## AIM OF THE EXERCISE
Output the full listing below exactly, without the pictures.

## EXERCISE INPUTS
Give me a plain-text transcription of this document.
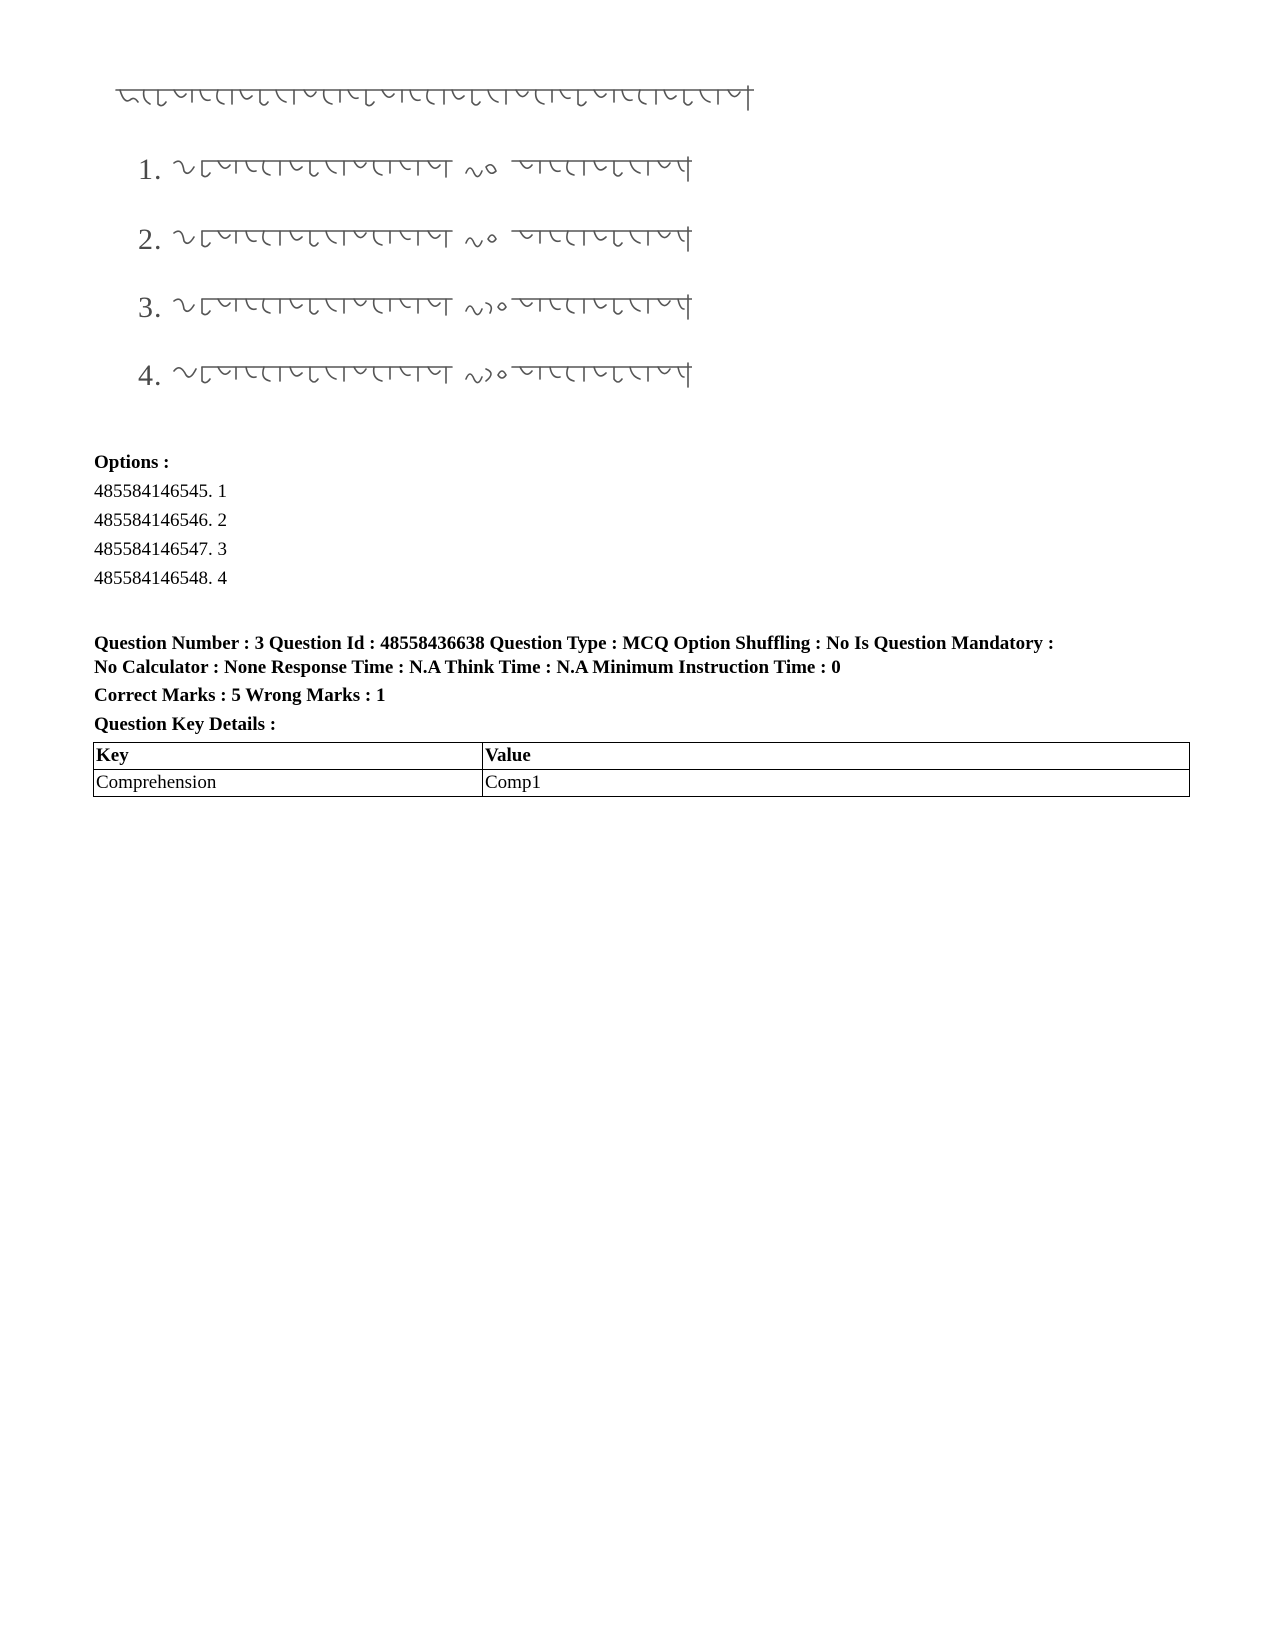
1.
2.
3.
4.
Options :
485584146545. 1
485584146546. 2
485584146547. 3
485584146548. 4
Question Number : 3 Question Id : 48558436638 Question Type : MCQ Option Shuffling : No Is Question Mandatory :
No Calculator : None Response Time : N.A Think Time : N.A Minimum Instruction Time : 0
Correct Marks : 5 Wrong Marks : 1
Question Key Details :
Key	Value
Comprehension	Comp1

## FULL SOLUTION
Give me a plain-text transcription of this document.
1.
2.
3.
4.
Options :
485584146545. 1
485584146546. 2
485584146547. 3
485584146548. 4
Question Number : 3 Question Id : 48558436638 Question Type : MCQ Option Shuffling : No Is Question Mandatory :
No Calculator : None Response Time : N.A Think Time : N.A Minimum Instruction Time : 0
Correct Marks : 5 Wrong Marks : 1
Question Key Details :
Key	Value
Comprehension	Comp1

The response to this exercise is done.